Data records
______

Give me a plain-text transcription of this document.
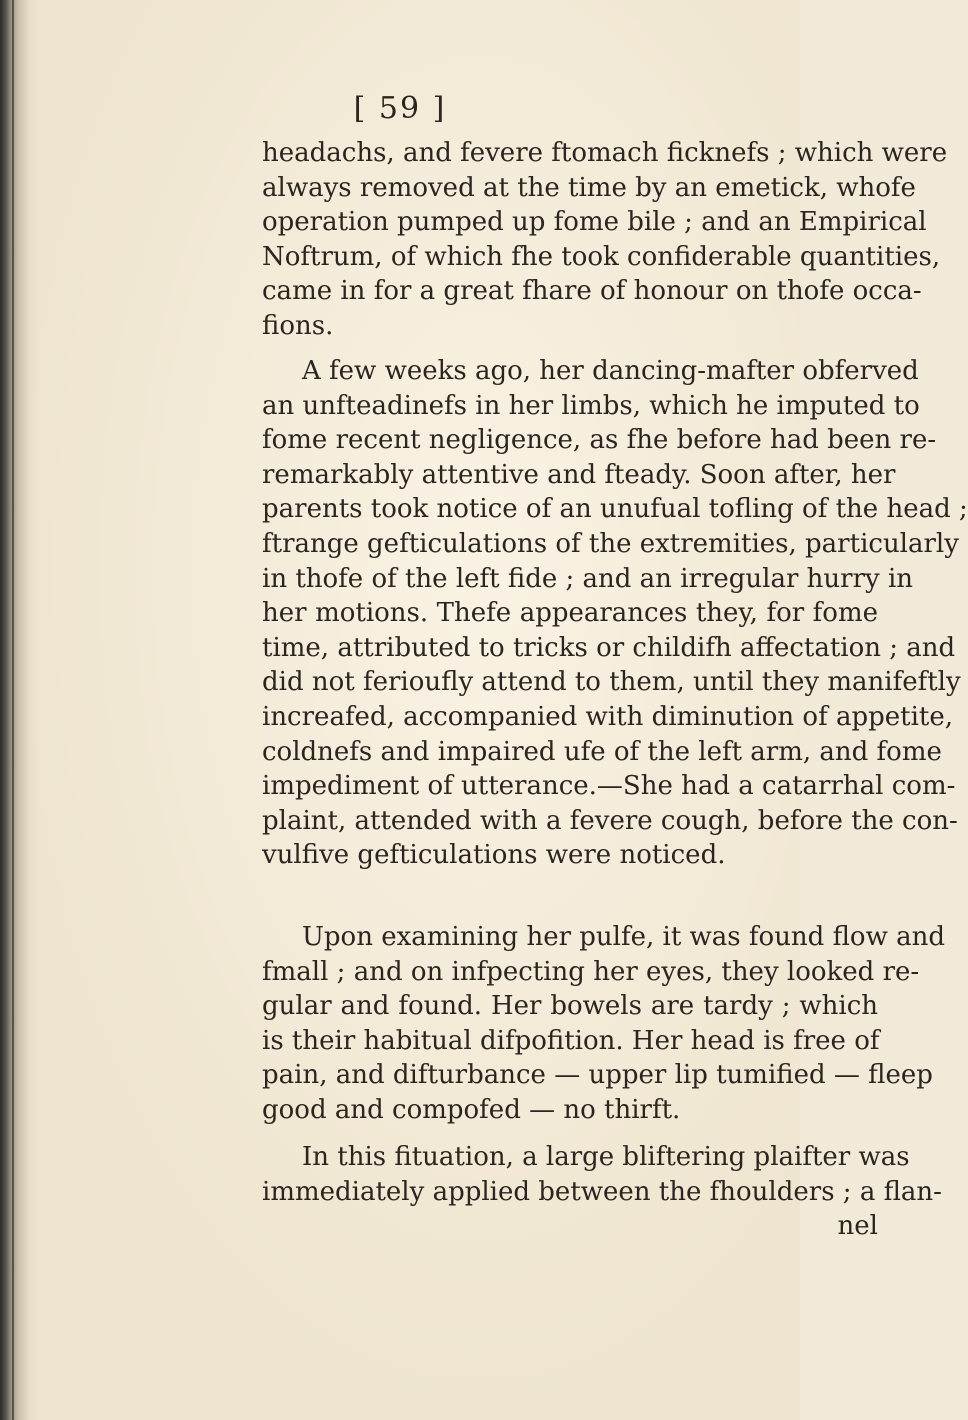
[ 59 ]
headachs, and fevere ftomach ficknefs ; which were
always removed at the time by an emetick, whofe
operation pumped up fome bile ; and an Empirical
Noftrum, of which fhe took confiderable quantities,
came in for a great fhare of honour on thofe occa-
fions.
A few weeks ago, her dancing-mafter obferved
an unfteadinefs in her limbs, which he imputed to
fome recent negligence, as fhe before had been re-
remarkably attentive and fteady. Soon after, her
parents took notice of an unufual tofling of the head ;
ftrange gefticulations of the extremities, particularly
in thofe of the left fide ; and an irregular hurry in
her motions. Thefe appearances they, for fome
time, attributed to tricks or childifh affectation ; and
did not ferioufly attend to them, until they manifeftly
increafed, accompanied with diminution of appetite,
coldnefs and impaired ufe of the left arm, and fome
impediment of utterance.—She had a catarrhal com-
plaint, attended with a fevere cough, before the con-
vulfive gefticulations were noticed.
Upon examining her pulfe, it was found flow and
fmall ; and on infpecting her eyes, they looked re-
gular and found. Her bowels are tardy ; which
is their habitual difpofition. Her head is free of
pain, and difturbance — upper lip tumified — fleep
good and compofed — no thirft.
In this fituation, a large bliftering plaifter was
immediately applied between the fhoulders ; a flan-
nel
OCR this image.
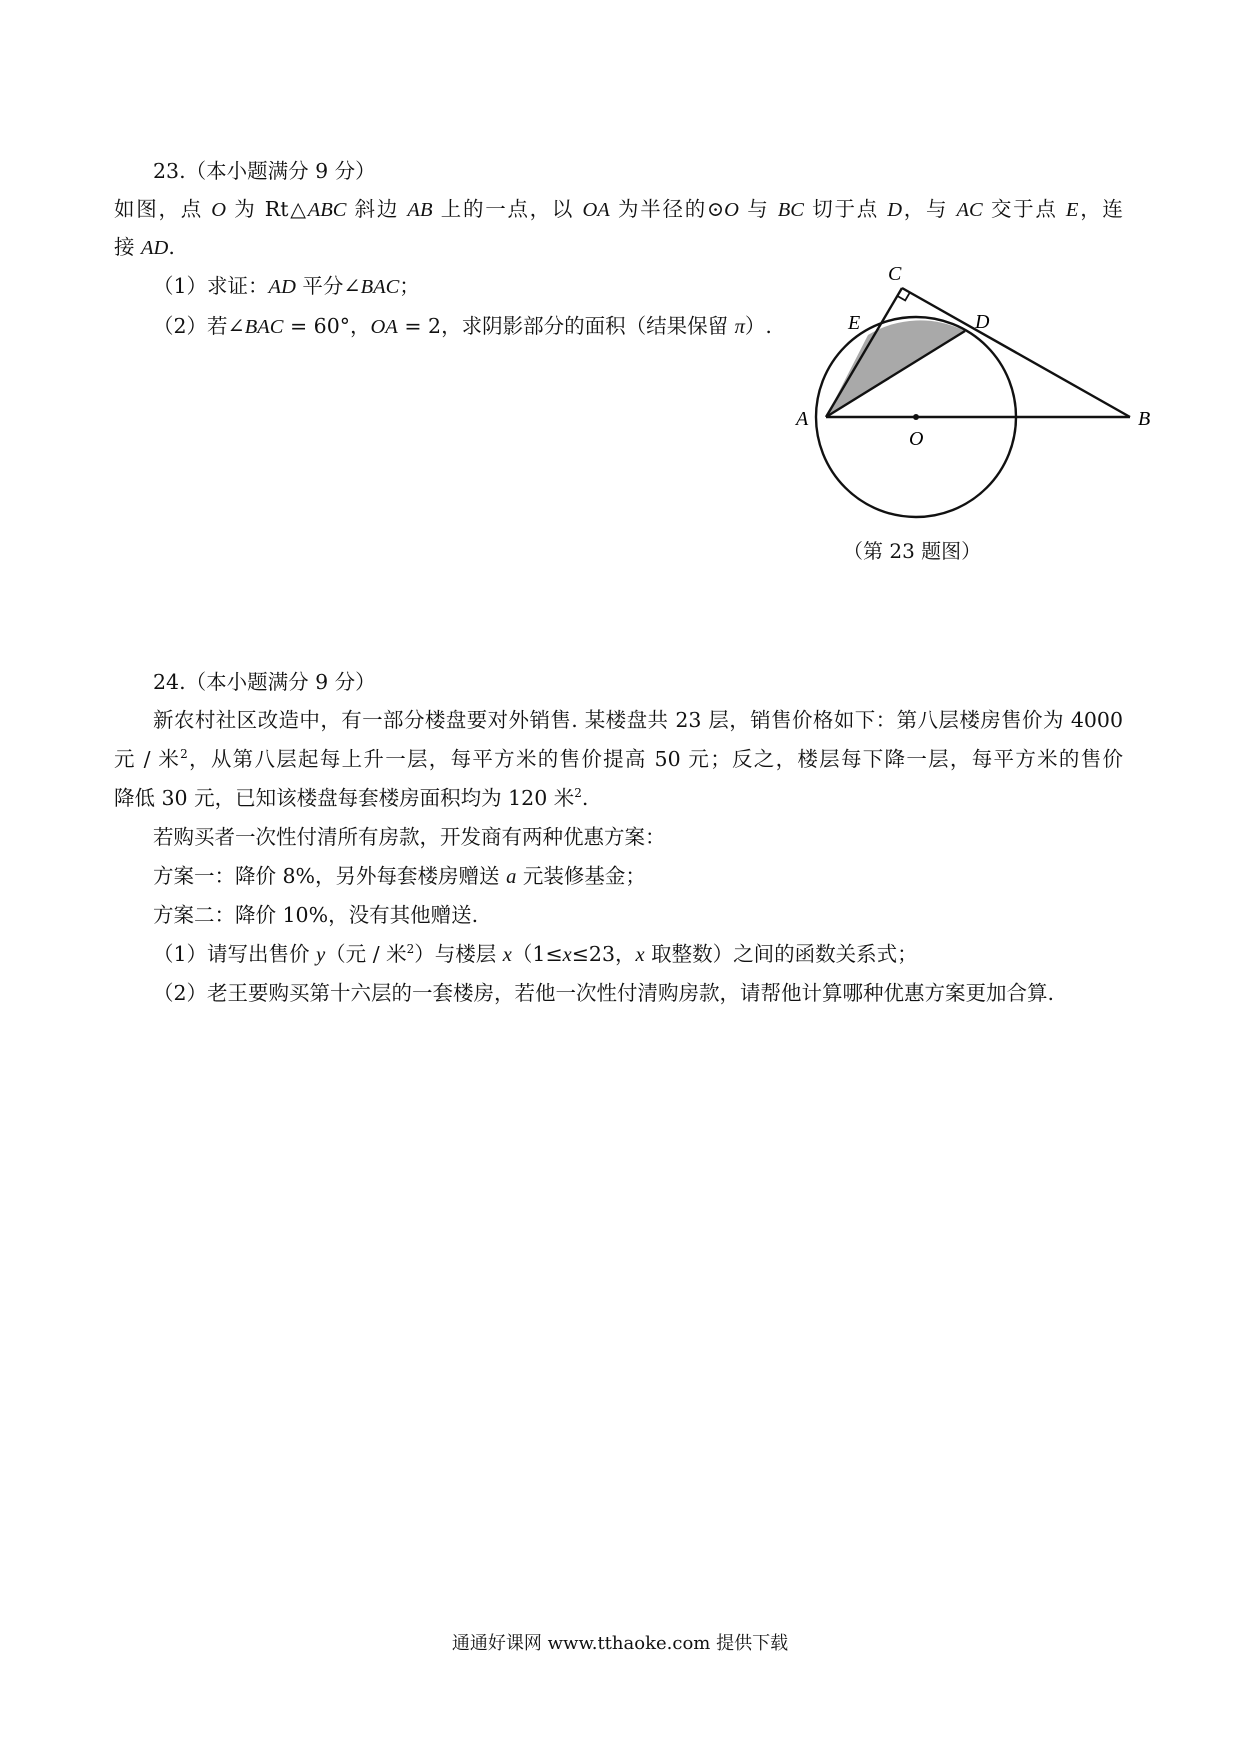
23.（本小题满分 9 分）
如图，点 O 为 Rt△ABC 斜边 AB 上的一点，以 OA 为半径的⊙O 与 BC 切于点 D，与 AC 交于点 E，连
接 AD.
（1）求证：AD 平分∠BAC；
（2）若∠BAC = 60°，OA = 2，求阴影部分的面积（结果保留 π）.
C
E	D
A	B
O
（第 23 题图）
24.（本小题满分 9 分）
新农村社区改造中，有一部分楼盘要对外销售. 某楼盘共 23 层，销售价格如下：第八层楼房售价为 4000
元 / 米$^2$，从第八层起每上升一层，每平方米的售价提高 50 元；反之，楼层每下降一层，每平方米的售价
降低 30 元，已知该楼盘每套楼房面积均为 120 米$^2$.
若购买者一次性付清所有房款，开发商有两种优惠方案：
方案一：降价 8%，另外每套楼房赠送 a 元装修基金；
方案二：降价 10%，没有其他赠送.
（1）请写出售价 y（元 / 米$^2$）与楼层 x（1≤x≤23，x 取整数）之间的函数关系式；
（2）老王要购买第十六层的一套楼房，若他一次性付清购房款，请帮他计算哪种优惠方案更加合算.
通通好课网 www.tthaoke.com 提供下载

______

Exactly how many lines in the data above contain the word "found"? Respond with the number and nothing more.

• EXPECTED OUTPUT: 2